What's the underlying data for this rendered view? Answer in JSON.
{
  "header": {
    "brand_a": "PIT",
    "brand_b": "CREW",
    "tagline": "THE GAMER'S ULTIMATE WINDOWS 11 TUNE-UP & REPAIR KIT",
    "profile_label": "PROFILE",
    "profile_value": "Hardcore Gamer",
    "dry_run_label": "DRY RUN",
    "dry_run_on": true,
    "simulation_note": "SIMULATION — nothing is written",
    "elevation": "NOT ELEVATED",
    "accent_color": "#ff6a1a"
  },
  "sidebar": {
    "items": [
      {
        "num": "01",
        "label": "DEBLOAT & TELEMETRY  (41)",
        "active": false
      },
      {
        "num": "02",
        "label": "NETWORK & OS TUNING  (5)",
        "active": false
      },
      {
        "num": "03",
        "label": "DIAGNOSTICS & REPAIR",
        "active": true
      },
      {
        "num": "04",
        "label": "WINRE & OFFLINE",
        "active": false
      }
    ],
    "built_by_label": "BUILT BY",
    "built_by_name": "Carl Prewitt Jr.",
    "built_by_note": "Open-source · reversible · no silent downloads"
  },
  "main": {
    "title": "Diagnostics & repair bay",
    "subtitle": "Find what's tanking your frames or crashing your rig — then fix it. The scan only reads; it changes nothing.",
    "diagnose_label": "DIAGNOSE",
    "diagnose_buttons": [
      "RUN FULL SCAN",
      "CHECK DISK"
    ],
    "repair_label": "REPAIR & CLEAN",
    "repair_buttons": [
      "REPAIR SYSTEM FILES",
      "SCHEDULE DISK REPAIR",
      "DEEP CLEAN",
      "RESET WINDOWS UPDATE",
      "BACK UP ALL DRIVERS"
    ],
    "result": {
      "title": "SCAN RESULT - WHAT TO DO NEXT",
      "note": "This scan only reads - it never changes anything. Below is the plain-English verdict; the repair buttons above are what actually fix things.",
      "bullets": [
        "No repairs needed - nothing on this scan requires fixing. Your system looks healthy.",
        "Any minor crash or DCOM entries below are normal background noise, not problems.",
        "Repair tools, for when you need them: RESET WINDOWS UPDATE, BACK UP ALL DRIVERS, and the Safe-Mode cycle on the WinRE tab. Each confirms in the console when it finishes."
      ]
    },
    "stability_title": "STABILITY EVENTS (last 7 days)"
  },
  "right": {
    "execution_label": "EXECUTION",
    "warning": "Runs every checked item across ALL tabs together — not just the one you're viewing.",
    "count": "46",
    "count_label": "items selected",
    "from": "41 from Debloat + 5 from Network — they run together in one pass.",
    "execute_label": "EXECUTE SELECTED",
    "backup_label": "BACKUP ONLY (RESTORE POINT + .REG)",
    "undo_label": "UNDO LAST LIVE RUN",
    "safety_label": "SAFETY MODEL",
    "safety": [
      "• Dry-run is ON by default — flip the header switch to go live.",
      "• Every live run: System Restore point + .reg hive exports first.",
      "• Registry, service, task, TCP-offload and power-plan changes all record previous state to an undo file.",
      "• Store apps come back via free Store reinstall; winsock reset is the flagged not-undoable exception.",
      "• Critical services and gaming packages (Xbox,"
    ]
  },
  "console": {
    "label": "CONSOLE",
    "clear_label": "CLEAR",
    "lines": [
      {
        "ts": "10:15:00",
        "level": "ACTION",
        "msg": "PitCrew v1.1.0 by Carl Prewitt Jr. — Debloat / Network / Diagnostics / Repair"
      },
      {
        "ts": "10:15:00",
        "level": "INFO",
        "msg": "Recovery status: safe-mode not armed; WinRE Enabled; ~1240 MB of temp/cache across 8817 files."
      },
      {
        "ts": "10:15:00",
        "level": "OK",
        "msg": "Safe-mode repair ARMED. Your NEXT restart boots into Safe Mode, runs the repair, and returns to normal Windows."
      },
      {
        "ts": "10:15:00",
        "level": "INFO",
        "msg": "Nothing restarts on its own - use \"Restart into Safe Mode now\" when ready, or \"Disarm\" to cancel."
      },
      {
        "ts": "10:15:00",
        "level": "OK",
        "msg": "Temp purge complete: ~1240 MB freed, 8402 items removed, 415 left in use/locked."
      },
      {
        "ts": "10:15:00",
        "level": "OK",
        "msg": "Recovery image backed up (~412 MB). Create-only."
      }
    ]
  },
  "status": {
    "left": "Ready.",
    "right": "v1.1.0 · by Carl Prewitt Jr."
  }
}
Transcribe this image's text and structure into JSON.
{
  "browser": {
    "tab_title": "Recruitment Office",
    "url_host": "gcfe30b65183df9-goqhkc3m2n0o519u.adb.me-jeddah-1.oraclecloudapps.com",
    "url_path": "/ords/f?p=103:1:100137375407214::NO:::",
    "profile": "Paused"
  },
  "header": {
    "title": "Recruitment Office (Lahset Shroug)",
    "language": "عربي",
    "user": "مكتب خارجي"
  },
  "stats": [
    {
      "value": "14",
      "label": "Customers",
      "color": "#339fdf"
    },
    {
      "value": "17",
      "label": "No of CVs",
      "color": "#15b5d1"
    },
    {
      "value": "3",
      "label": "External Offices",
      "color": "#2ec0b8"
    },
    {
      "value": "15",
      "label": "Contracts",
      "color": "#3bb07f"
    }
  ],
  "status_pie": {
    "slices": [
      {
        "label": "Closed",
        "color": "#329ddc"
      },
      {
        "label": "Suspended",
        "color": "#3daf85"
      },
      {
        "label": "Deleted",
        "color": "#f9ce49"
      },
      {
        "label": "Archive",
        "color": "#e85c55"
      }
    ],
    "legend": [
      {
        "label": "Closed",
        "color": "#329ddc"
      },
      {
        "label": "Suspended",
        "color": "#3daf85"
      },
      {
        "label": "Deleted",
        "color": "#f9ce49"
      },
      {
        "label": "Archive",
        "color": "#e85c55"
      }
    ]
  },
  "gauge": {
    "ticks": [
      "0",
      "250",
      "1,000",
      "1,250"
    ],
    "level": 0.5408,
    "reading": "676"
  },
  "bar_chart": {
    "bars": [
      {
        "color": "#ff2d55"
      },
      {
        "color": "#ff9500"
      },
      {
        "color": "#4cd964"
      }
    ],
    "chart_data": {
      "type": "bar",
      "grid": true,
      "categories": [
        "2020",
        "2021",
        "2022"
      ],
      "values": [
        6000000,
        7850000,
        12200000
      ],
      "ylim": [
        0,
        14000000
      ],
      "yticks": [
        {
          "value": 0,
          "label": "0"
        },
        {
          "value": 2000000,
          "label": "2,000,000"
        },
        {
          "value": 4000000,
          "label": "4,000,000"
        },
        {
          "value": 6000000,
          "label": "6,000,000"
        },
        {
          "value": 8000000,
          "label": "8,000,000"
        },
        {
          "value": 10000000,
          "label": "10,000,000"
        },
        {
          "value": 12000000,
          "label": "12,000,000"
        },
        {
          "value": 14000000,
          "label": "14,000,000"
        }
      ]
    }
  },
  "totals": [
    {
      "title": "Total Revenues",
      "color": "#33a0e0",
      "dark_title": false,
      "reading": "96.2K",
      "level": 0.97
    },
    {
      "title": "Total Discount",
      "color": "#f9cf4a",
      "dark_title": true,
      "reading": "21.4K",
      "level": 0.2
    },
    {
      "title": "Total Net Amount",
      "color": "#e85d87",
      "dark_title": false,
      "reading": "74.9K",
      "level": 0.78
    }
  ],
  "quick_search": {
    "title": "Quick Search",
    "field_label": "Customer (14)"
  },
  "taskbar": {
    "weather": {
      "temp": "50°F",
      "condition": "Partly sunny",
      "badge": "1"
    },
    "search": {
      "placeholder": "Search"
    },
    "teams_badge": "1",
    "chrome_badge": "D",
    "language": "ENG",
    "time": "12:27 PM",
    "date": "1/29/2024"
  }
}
+ + + + + + +
TASK GOAL: Your task is to retype all the records above with nothing left out.

ANSWER BELOW:
What's the underlying data for this rendered view? Answer in JSON.
{
  "header": {
    "brand_a": "PIT",
    "brand_b": "CREW",
    "tagline": "THE GAMER'S ULTIMATE WINDOWS 11 TUNE-UP & REPAIR KIT",
    "profile_label": "PROFILE",
    "profile_value": "Hardcore Gamer",
    "dry_run_label": "DRY RUN",
    "dry_run_on": true,
    "simulation_note": "SIMULATION — nothing is written",
    "elevation": "NOT ELEVATED",
    "accent_color": "#ff6a1a"
  },
  "sidebar": {
    "items": [
      {
        "num": "01",
        "label": "DEBLOAT & TELEMETRY  (41)",
        "active": false
      },
      {
        "num": "02",
        "label": "NETWORK & OS TUNING  (5)",
        "active": false
      },
      {
        "num": "03",
        "label": "DIAGNOSTICS & REPAIR",
        "active": true
      },
      {
        "num": "04",
        "label": "WINRE & OFFLINE",
        "active": false
      }
    ],
    "built_by_label": "BUILT BY",
    "built_by_name": "Carl Prewitt Jr.",
    "built_by_note": "Open-source · reversible · no silent downloads"
  },
  "main": {
    "title": "Diagnostics & repair bay",
    "subtitle": "Find what's tanking your frames or crashing your rig — then fix it. The scan only reads; it changes nothing.",
    "diagnose_label": "DIAGNOSE",
    "diagnose_buttons": [
      "RUN FULL SCAN",
      "CHECK DISK"
    ],
    "repair_label": "REPAIR & CLEAN",
    "repair_buttons": [
      "REPAIR SYSTEM FILES",
      "SCHEDULE DISK REPAIR",
      "DEEP CLEAN",
      "RESET WINDOWS UPDATE",
      "BACK UP ALL DRIVERS"
    ],
    "result": {
      "title": "SCAN RESULT - WHAT TO DO NEXT",
      "note": "This scan only reads - it never changes anything. Below is the plain-English verdict; the repair buttons above are what actually fix things.",
      "bullets": [
        "No repairs needed - nothing on this scan requires fixing. Your system looks healthy.",
        "Any minor crash or DCOM entries below are normal background noise, not problems.",
        "Repair tools, for when you need them: RESET WINDOWS UPDATE, BACK UP ALL DRIVERS, and the Safe-Mode cycle on the WinRE tab. Each confirms in the console when it finishes."
      ]
    },
    "stability_title": "STABILITY EVENTS (last 7 days)"
  },
  "right": {
    "execution_label": "EXECUTION",
    "warning": "Runs every checked item across ALL tabs together — not just the one you're viewing.",
    "count": "46",
    "count_label": "items selected",
    "from": "41 from Debloat + 5 from Network — they run together in one pass.",
    "execute_label": "EXECUTE SELECTED",
    "backup_label": "BACKUP ONLY (RESTORE POINT + .REG)",
    "undo_label": "UNDO LAST LIVE RUN",
    "safety_label": "SAFETY MODEL",
    "safety": [
      "• Dry-run is ON by default — flip the header switch to go live.",
      "• Every live run: System Restore point + .reg hive exports first.",
      "• Registry, service, task, TCP-offload and power-plan changes all record previous state to an undo file.",
      "• Store apps come back via free Store reinstall; winsock reset is the flagged not-undoable exception.",
      "• Critical services and gaming packages (Xbox,"
    ]
  },
  "console": {
    "label": "CONSOLE",
    "clear_label": "CLEAR",
    "lines": [
      {
        "ts": "10:15:00",
        "level": "ACTION",
        "msg": "PitCrew v1.1.0 by Carl Prewitt Jr. — Debloat / Network / Diagnostics / Repair"
      },
      {
        "ts": "10:15:00",
        "level": "INFO",
        "msg": "Recovery status: safe-mode not armed; WinRE Enabled; ~1240 MB of temp/cache across 8817 files."
      },
      {
        "ts": "10:15:00",
        "level": "OK",
        "msg": "Safe-mode repair ARMED. Your NEXT restart boots into Safe Mode, runs the repair, and returns to normal Windows."
      },
      {
        "ts": "10:15:00",
        "level": "INFO",
        "msg": "Nothing restarts on its own - use \"Restart into Safe Mode now\" when ready, or \"Disarm\" to cancel."
      },
      {
        "ts": "10:15:00",
        "level": "OK",
        "msg": "Temp purge complete: ~1240 MB freed, 8402 items removed, 415 left in use/locked."
      },
      {
        "ts": "10:15:00",
        "level": "OK",
        "msg": "Recovery image backed up (~412 MB). Create-only."
      }
    ]
  },
  "status": {
    "left": "Ready.",
    "right": "v1.1.0 · by Carl Prewitt Jr."
  }
}
Transcribe this image's text and structure into JSON.
{
  "browser": {
    "tab_title": "Recruitment Office",
    "url_host": "gcfe30b65183df9-goqhkc3m2n0o519u.adb.me-jeddah-1.oraclecloudapps.com",
    "url_path": "/ords/f?p=103:1:100137375407214::NO:::",
    "profile": "Paused"
  },
  "header": {
    "title": "Recruitment Office (Lahset Shroug)",
    "language": "عربي",
    "user": "مكتب خارجي"
  },
  "stats": [
    {
      "value": "14",
      "label": "Customers",
      "color": "#339fdf"
    },
    {
      "value": "17",
      "label": "No of CVs",
      "color": "#15b5d1"
    },
    {
      "value": "3",
      "label": "External Offices",
      "color": "#2ec0b8"
    },
    {
      "value": "15",
      "label": "Contracts",
      "color": "#3bb07f"
    }
  ],
  "status_pie": {
    "slices": [
      {
        "label": "Closed",
        "color": "#329ddc"
      },
      {
        "label": "Suspended",
        "color": "#3daf85"
      },
      {
        "label": "Deleted",
        "color": "#f9ce49"
      },
      {
        "label": "Archive",
        "color": "#e85c55"
      }
    ],
    "legend": [
      {
        "label": "Closed",
        "color": "#329ddc"
      },
      {
        "label": "Suspended",
        "color": "#3daf85"
      },
      {
        "label": "Deleted",
        "color": "#f9ce49"
      },
      {
        "label": "Archive",
        "color": "#e85c55"
      }
    ]
  },
  "gauge": {
    "ticks": [
      "0",
      "250",
      "1,000",
      "1,250"
    ],
    "level": 0.5408,
    "reading": "676"
  },
  "bar_chart": {
    "bars": [
      {
        "color": "#ff2d55"
      },
      {
        "color": "#ff9500"
      },
      {
        "color": "#4cd964"
      }
    ],
    "chart_data": {
      "type": "bar",
      "grid": true,
      "categories": [
        "2020",
        "2021",
        "2022"
      ],
      "values": [
        6000000,
        7850000,
        12200000
      ],
      "ylim": [
        0,
        14000000
      ],
      "yticks": [
        {
          "value": 0,
          "label": "0"
        },
        {
          "value": 2000000,
          "label": "2,000,000"
        },
        {
          "value": 4000000,
          "label": "4,000,000"
        },
        {
          "value": 6000000,
          "label": "6,000,000"
        },
        {
          "value": 8000000,
          "label": "8,000,000"
        },
        {
          "value": 10000000,
          "label": "10,000,000"
        },
        {
          "value": 12000000,
          "label": "12,000,000"
        },
        {
          "value": 14000000,
          "label": "14,000,000"
        }
      ]
    }
  },
  "totals": [
    {
      "title": "Total Revenues",
      "color": "#33a0e0",
      "dark_title": false,
      "reading": "96.2K",
      "level": 0.97
    },
    {
      "title": "Total Discount",
      "color": "#f9cf4a",
      "dark_title": true,
      "reading": "21.4K",
      "level": 0.2
    },
    {
      "title": "Total Net Amount",
      "color": "#e85d87",
      "dark_title": false,
      "reading": "74.9K",
      "level": 0.78
    }
  ],
  "quick_search": {
    "title": "Quick Search",
    "field_label": "Customer (14)"
  },
  "taskbar": {
    "weather": {
      "temp": "50°F",
      "condition": "Partly sunny",
      "badge": "1"
    },
    "search": {
      "placeholder": "Search"
    },
    "teams_badge": "1",
    "chrome_badge": "D",
    "language": "ENG",
    "time": "12:27 PM",
    "date": "1/29/2024"
  }
}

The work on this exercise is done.